● **SUPPLIED INFORMATION**:
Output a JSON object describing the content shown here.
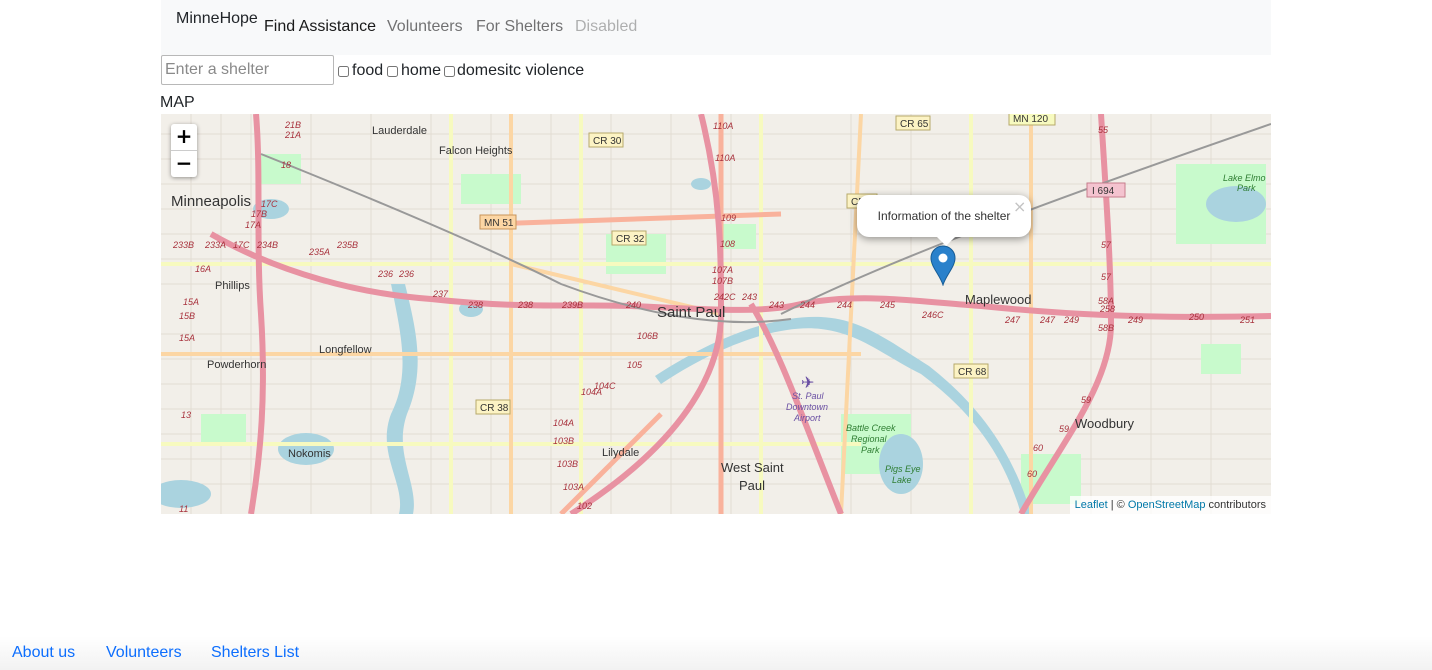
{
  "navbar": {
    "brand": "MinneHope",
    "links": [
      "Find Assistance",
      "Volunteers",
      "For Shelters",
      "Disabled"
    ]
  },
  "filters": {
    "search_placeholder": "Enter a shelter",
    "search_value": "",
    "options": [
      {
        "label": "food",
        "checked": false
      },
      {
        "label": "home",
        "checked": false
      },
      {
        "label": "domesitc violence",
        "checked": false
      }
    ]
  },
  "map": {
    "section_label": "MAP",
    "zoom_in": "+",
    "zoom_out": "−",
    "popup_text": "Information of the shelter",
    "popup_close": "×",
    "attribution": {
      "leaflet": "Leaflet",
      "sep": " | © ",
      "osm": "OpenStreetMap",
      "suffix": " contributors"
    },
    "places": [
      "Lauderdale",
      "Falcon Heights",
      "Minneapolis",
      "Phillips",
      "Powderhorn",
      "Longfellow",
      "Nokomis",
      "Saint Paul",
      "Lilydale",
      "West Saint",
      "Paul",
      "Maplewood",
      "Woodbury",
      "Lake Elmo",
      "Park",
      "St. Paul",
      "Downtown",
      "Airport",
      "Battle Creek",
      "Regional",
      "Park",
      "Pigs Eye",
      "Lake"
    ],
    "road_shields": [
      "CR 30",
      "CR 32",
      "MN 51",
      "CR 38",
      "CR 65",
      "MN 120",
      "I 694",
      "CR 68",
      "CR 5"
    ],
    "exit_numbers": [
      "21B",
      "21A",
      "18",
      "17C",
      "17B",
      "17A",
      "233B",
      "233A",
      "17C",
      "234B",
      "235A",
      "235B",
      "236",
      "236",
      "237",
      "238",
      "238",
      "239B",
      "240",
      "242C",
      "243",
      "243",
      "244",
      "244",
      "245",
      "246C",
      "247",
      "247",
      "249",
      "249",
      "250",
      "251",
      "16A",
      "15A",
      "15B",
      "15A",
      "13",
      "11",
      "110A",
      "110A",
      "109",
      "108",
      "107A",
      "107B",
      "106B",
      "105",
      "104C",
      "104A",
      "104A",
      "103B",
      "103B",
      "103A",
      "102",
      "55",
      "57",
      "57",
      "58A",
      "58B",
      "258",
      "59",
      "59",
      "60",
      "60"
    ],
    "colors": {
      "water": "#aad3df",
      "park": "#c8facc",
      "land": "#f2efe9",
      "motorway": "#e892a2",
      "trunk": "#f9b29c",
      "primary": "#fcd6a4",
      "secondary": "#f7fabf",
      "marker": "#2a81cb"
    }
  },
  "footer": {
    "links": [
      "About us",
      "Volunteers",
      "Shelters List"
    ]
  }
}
...
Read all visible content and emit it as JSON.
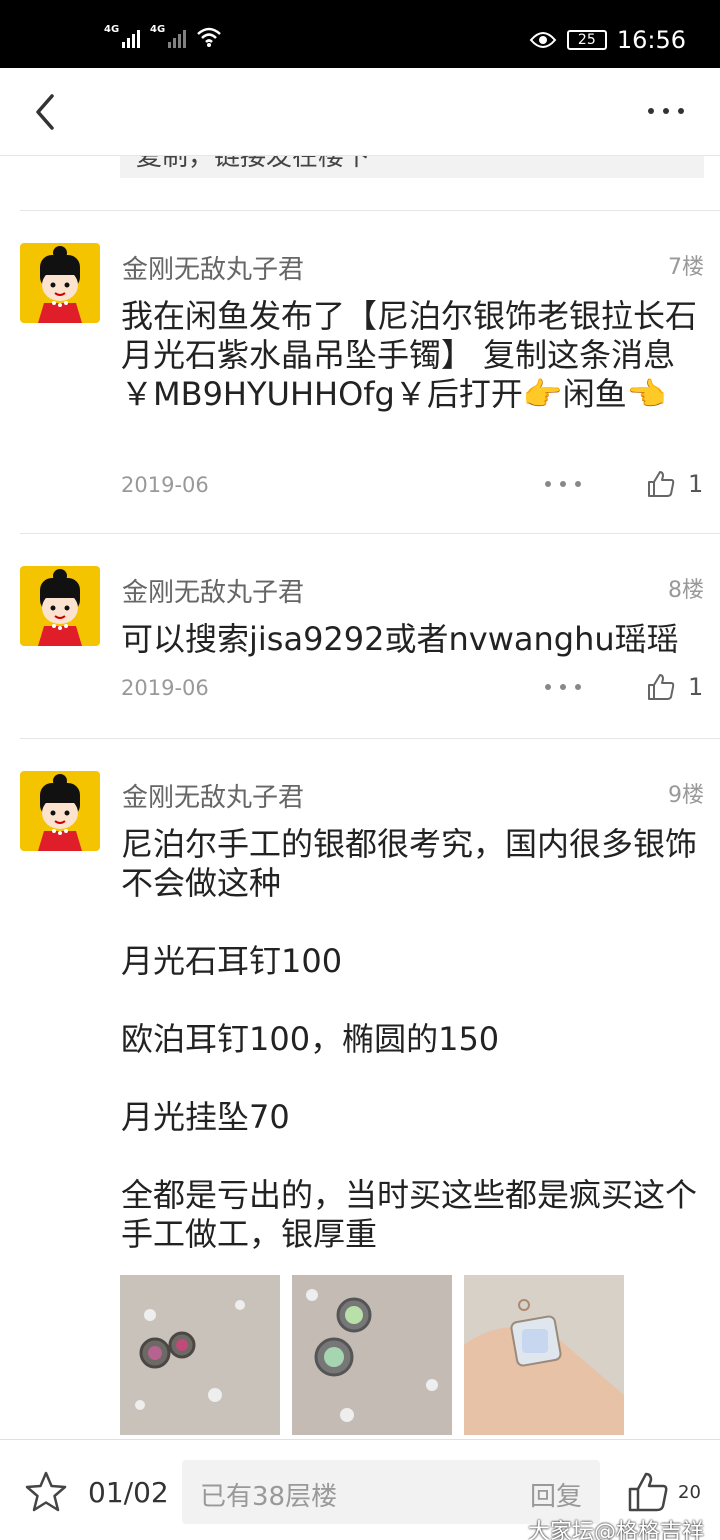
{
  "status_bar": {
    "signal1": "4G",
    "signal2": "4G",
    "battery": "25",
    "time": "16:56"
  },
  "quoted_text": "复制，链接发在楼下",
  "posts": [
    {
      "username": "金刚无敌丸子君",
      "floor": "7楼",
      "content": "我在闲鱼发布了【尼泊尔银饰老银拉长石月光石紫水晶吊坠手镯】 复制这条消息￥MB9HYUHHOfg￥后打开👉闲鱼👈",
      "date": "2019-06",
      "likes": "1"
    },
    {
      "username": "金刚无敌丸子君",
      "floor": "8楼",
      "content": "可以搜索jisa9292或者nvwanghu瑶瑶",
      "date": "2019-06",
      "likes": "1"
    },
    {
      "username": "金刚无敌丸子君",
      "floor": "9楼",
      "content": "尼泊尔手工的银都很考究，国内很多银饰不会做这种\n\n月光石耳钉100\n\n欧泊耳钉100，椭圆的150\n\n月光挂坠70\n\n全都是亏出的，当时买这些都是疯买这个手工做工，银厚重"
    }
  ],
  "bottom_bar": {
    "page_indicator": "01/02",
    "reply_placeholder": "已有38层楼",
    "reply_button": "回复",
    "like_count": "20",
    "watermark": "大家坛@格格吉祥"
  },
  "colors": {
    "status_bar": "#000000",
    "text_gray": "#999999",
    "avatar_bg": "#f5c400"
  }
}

● **TASK GOAL**:
Report all lines of the data that include the word "JSON".

● **ANSWER TO THIS EXERCISE**:
Output a JSON object describing the content shown here.
Read all visible content and emit it as JSON.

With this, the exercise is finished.